• _THE REQUEST_
What follows is a set of entries. Repeat them exactly, but not their pictures.

• _INPUT DATA_
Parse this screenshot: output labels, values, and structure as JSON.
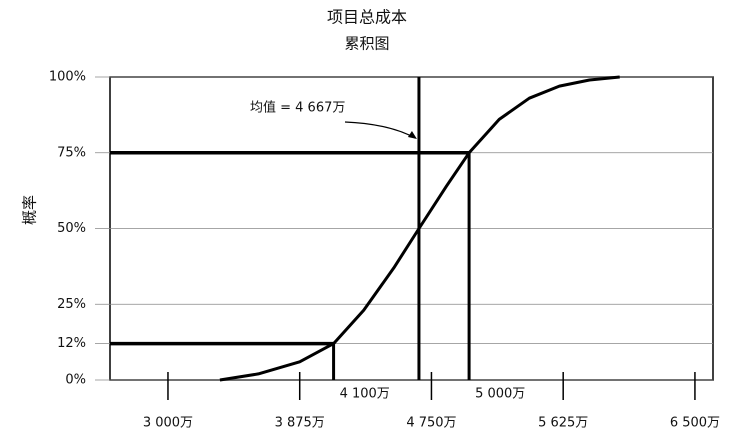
{
  "chart_data": {
    "type": "line",
    "title": "项目总成本",
    "subtitle": "累积图",
    "y_label": "概率",
    "x": [
      3345,
      3600,
      3875,
      4100,
      4300,
      4500,
      4667,
      4850,
      5000,
      5200,
      5400,
      5600,
      5800,
      6000
    ],
    "values": [
      0,
      2,
      6,
      12,
      23,
      37,
      50,
      64,
      75,
      86,
      93,
      97,
      99,
      100
    ],
    "color": "#000000",
    "xlim": [
      2615,
      6620
    ],
    "ylim": [
      0,
      100
    ],
    "xticks": [
      {
        "value": 3000,
        "label": "3 000万"
      },
      {
        "value": 3875,
        "label": "3 875万"
      },
      {
        "value": 4750,
        "label": "4 750万"
      },
      {
        "value": 5625,
        "label": "5 625万"
      },
      {
        "value": 6500,
        "label": "6 500万"
      }
    ],
    "yticks": [
      {
        "value": 0,
        "label": "0%"
      },
      {
        "value": 12,
        "label": "12%"
      },
      {
        "value": 25,
        "label": "25%"
      },
      {
        "value": 50,
        "label": "50%"
      },
      {
        "value": 75,
        "label": "75%"
      },
      {
        "value": 100,
        "label": "100%"
      }
    ],
    "mean": {
      "x": 4667,
      "label": "均值 = 4 667万"
    },
    "markers": [
      {
        "x": 4100,
        "y": 12,
        "label": "4 100万"
      },
      {
        "x": 5000,
        "y": 75,
        "label": "5 000万"
      }
    ]
  }
}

• _RESPONSE_
Parse this screenshot: output labels, values, and structure as JSON.
{
  "chart_data": {
    "type": "line",
    "title": "项目总成本",
    "subtitle": "累积图",
    "y_label": "概率",
    "x": [
      3345,
      3600,
      3875,
      4100,
      4300,
      4500,
      4667,
      4850,
      5000,
      5200,
      5400,
      5600,
      5800,
      6000
    ],
    "values": [
      0,
      2,
      6,
      12,
      23,
      37,
      50,
      64,
      75,
      86,
      93,
      97,
      99,
      100
    ],
    "color": "#000000",
    "xlim": [
      2615,
      6620
    ],
    "ylim": [
      0,
      100
    ],
    "xticks": [
      {
        "value": 3000,
        "label": "3 000万"
      },
      {
        "value": 3875,
        "label": "3 875万"
      },
      {
        "value": 4750,
        "label": "4 750万"
      },
      {
        "value": 5625,
        "label": "5 625万"
      },
      {
        "value": 6500,
        "label": "6 500万"
      }
    ],
    "yticks": [
      {
        "value": 0,
        "label": "0%"
      },
      {
        "value": 12,
        "label": "12%"
      },
      {
        "value": 25,
        "label": "25%"
      },
      {
        "value": 50,
        "label": "50%"
      },
      {
        "value": 75,
        "label": "75%"
      },
      {
        "value": 100,
        "label": "100%"
      }
    ],
    "mean": {
      "x": 4667,
      "label": "均值 = 4 667万"
    },
    "markers": [
      {
        "x": 4100,
        "y": 12,
        "label": "4 100万"
      },
      {
        "x": 5000,
        "y": 75,
        "label": "5 000万"
      }
    ]
  }
}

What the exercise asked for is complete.